* [YOUR TASK]: Copy all the material below, exactly as it stands.

* [DATA RECORDS]:
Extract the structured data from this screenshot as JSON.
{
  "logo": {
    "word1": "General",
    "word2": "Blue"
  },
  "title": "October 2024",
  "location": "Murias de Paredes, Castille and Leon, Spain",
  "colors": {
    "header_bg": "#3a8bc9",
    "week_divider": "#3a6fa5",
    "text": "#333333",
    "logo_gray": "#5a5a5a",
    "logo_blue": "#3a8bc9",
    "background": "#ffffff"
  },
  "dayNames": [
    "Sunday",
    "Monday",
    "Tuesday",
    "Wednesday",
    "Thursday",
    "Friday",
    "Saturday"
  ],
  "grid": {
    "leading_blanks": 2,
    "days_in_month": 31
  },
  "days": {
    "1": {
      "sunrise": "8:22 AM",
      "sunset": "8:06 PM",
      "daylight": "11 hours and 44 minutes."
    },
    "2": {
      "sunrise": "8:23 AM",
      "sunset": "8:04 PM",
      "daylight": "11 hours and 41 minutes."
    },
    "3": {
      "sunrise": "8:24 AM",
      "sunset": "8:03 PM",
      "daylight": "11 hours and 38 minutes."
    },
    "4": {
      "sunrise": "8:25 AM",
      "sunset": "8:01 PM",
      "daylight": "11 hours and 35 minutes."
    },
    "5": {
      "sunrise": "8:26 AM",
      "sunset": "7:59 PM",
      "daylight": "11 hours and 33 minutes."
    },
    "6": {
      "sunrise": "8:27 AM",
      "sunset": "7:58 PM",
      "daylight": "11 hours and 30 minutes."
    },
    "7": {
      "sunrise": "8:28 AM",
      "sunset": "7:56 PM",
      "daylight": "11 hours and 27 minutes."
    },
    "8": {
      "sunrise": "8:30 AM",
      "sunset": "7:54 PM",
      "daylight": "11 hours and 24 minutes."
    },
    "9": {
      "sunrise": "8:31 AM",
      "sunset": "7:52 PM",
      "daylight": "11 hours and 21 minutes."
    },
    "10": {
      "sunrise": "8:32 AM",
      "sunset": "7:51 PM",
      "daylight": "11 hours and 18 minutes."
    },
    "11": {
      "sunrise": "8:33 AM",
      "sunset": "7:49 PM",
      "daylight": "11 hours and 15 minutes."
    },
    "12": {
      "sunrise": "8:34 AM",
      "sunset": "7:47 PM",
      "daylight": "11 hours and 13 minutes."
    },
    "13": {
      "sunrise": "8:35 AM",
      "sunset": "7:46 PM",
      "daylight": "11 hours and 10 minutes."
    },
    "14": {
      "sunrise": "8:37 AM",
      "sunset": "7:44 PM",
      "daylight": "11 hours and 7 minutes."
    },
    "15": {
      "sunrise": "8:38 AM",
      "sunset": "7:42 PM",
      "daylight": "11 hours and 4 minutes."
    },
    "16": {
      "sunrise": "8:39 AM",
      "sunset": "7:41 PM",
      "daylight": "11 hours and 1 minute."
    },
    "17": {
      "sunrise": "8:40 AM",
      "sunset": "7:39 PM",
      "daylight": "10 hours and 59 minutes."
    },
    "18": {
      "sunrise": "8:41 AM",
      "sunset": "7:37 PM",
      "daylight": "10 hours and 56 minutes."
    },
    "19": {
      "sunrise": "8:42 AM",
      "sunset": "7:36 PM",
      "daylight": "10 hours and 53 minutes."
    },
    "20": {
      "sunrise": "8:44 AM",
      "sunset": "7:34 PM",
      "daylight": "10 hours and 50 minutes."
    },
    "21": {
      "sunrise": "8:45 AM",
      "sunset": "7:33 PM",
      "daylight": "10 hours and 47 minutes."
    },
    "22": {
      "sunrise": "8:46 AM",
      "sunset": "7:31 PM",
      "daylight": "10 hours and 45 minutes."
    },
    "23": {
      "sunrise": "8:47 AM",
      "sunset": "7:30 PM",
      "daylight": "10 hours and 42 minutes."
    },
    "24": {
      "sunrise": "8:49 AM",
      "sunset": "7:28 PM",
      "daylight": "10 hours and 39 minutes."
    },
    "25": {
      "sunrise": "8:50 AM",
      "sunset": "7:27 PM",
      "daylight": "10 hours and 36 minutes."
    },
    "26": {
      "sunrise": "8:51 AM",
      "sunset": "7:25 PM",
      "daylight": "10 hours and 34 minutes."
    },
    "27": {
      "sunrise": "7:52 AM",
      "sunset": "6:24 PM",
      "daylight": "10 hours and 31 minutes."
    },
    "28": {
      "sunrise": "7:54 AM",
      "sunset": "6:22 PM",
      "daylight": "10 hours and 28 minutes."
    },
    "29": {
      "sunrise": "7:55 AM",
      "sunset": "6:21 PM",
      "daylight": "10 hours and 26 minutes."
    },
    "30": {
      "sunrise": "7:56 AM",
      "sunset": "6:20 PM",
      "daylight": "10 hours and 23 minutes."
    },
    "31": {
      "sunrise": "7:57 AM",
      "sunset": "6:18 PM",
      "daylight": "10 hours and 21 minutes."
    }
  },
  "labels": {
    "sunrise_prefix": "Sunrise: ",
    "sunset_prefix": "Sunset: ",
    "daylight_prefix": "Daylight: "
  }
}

* [EXERCISE OUTPUT]:
Extract the structured data from this screenshot as JSON.
{
  "logo": {
    "word1": "General",
    "word2": "Blue"
  },
  "title": "October 2024",
  "location": "Murias de Paredes, Castille and Leon, Spain",
  "colors": {
    "header_bg": "#3a8bc9",
    "week_divider": "#3a6fa5",
    "text": "#333333",
    "logo_gray": "#5a5a5a",
    "logo_blue": "#3a8bc9",
    "background": "#ffffff"
  },
  "dayNames": [
    "Sunday",
    "Monday",
    "Tuesday",
    "Wednesday",
    "Thursday",
    "Friday",
    "Saturday"
  ],
  "grid": {
    "leading_blanks": 2,
    "days_in_month": 31
  },
  "days": {
    "1": {
      "sunrise": "8:22 AM",
      "sunset": "8:06 PM",
      "daylight": "11 hours and 44 minutes."
    },
    "2": {
      "sunrise": "8:23 AM",
      "sunset": "8:04 PM",
      "daylight": "11 hours and 41 minutes."
    },
    "3": {
      "sunrise": "8:24 AM",
      "sunset": "8:03 PM",
      "daylight": "11 hours and 38 minutes."
    },
    "4": {
      "sunrise": "8:25 AM",
      "sunset": "8:01 PM",
      "daylight": "11 hours and 35 minutes."
    },
    "5": {
      "sunrise": "8:26 AM",
      "sunset": "7:59 PM",
      "daylight": "11 hours and 33 minutes."
    },
    "6": {
      "sunrise": "8:27 AM",
      "sunset": "7:58 PM",
      "daylight": "11 hours and 30 minutes."
    },
    "7": {
      "sunrise": "8:28 AM",
      "sunset": "7:56 PM",
      "daylight": "11 hours and 27 minutes."
    },
    "8": {
      "sunrise": "8:30 AM",
      "sunset": "7:54 PM",
      "daylight": "11 hours and 24 minutes."
    },
    "9": {
      "sunrise": "8:31 AM",
      "sunset": "7:52 PM",
      "daylight": "11 hours and 21 minutes."
    },
    "10": {
      "sunrise": "8:32 AM",
      "sunset": "7:51 PM",
      "daylight": "11 hours and 18 minutes."
    },
    "11": {
      "sunrise": "8:33 AM",
      "sunset": "7:49 PM",
      "daylight": "11 hours and 15 minutes."
    },
    "12": {
      "sunrise": "8:34 AM",
      "sunset": "7:47 PM",
      "daylight": "11 hours and 13 minutes."
    },
    "13": {
      "sunrise": "8:35 AM",
      "sunset": "7:46 PM",
      "daylight": "11 hours and 10 minutes."
    },
    "14": {
      "sunrise": "8:37 AM",
      "sunset": "7:44 PM",
      "daylight": "11 hours and 7 minutes."
    },
    "15": {
      "sunrise": "8:38 AM",
      "sunset": "7:42 PM",
      "daylight": "11 hours and 4 minutes."
    },
    "16": {
      "sunrise": "8:39 AM",
      "sunset": "7:41 PM",
      "daylight": "11 hours and 1 minute."
    },
    "17": {
      "sunrise": "8:40 AM",
      "sunset": "7:39 PM",
      "daylight": "10 hours and 59 minutes."
    },
    "18": {
      "sunrise": "8:41 AM",
      "sunset": "7:37 PM",
      "daylight": "10 hours and 56 minutes."
    },
    "19": {
      "sunrise": "8:42 AM",
      "sunset": "7:36 PM",
      "daylight": "10 hours and 53 minutes."
    },
    "20": {
      "sunrise": "8:44 AM",
      "sunset": "7:34 PM",
      "daylight": "10 hours and 50 minutes."
    },
    "21": {
      "sunrise": "8:45 AM",
      "sunset": "7:33 PM",
      "daylight": "10 hours and 47 minutes."
    },
    "22": {
      "sunrise": "8:46 AM",
      "sunset": "7:31 PM",
      "daylight": "10 hours and 45 minutes."
    },
    "23": {
      "sunrise": "8:47 AM",
      "sunset": "7:30 PM",
      "daylight": "10 hours and 42 minutes."
    },
    "24": {
      "sunrise": "8:49 AM",
      "sunset": "7:28 PM",
      "daylight": "10 hours and 39 minutes."
    },
    "25": {
      "sunrise": "8:50 AM",
      "sunset": "7:27 PM",
      "daylight": "10 hours and 36 minutes."
    },
    "26": {
      "sunrise": "8:51 AM",
      "sunset": "7:25 PM",
      "daylight": "10 hours and 34 minutes."
    },
    "27": {
      "sunrise": "7:52 AM",
      "sunset": "6:24 PM",
      "daylight": "10 hours and 31 minutes."
    },
    "28": {
      "sunrise": "7:54 AM",
      "sunset": "6:22 PM",
      "daylight": "10 hours and 28 minutes."
    },
    "29": {
      "sunrise": "7:55 AM",
      "sunset": "6:21 PM",
      "daylight": "10 hours and 26 minutes."
    },
    "30": {
      "sunrise": "7:56 AM",
      "sunset": "6:20 PM",
      "daylight": "10 hours and 23 minutes."
    },
    "31": {
      "sunrise": "7:57 AM",
      "sunset": "6:18 PM",
      "daylight": "10 hours and 21 minutes."
    }
  },
  "labels": {
    "sunrise_prefix": "Sunrise: ",
    "sunset_prefix": "Sunset: ",
    "daylight_prefix": "Daylight: "
  }
}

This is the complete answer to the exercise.